Data records
** Begin **

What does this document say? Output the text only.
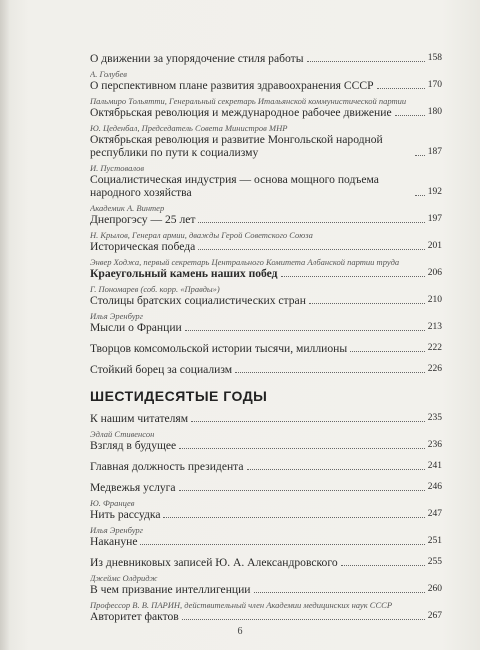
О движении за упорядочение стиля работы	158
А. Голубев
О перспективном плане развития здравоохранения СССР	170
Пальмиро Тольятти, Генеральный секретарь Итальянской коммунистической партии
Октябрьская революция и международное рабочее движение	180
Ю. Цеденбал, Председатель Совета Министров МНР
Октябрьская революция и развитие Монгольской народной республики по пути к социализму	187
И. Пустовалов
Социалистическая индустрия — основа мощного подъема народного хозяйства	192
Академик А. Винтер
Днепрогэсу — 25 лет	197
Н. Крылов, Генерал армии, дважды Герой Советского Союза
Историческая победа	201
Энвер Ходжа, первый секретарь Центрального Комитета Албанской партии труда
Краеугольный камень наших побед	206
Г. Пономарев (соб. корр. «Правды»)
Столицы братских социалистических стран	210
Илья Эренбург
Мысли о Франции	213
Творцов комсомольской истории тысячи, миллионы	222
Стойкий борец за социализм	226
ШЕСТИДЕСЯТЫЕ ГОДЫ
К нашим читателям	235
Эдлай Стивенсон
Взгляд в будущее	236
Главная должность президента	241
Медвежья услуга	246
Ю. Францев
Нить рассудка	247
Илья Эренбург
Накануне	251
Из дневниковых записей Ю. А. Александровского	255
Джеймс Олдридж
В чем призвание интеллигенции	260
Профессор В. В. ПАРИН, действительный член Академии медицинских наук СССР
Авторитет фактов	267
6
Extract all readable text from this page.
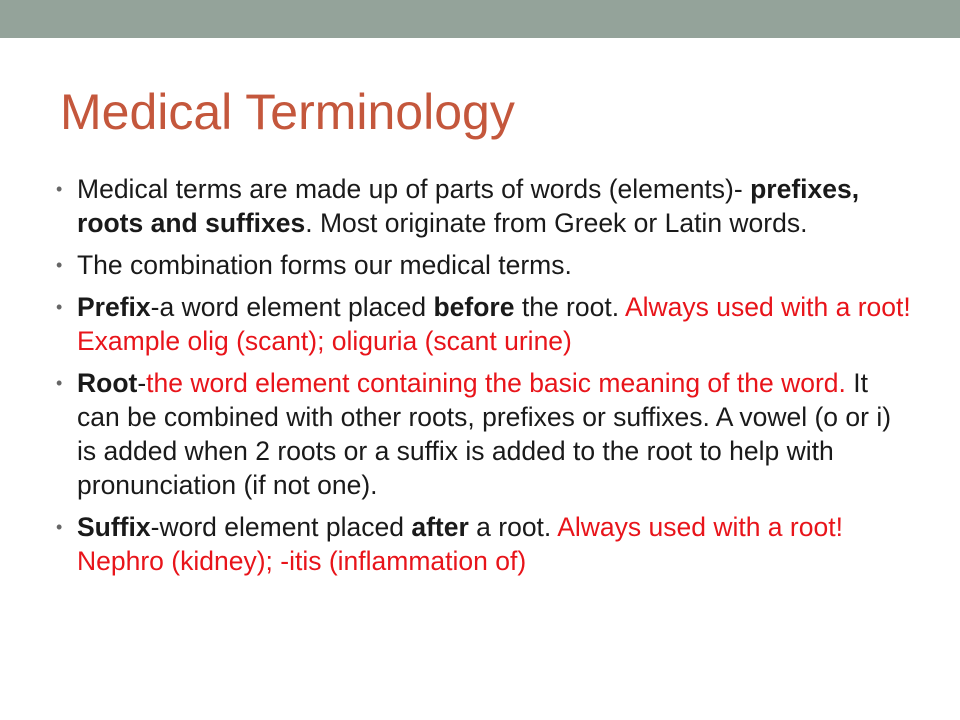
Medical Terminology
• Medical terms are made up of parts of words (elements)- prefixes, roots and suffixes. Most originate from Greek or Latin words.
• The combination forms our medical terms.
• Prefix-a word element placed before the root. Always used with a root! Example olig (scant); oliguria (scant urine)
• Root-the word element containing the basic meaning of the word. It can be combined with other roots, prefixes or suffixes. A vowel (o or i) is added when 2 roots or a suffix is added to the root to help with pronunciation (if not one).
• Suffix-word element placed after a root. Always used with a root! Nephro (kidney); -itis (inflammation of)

** End **
** Begin **

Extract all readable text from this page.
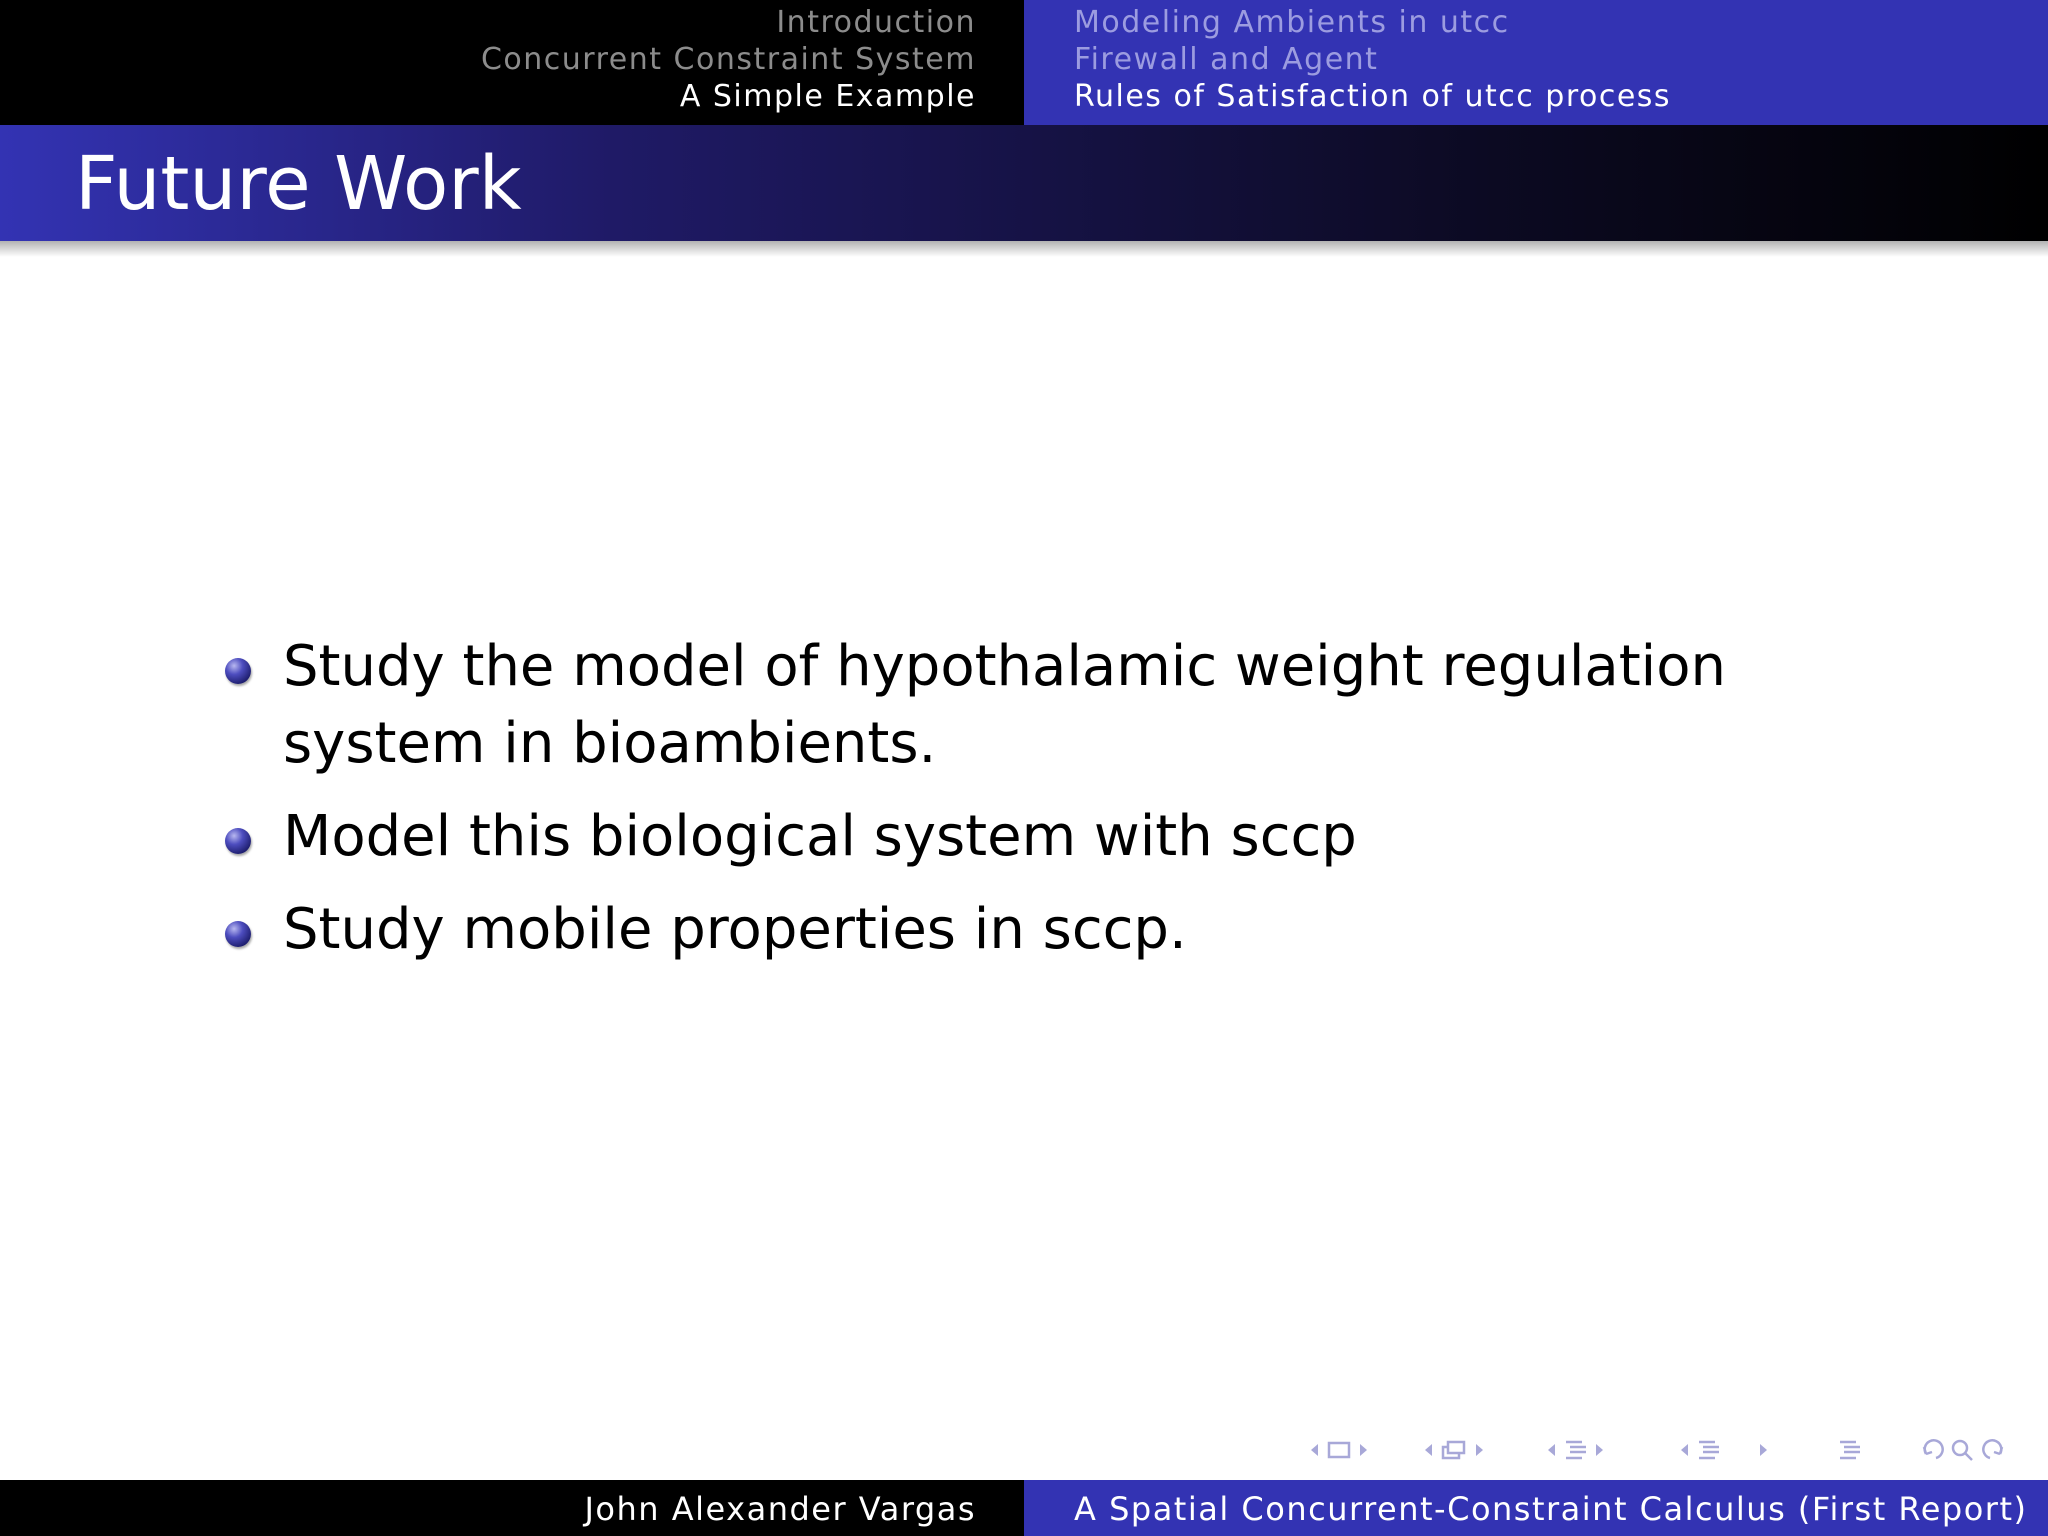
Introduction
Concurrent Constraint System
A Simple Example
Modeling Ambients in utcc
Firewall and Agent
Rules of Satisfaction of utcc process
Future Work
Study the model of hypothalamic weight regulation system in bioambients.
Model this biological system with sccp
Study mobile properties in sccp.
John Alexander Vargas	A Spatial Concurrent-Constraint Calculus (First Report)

** End **

State the number of lines in the preceding entries that include the word "utcc". Provide nothing else.

FULL RESPONSE:
2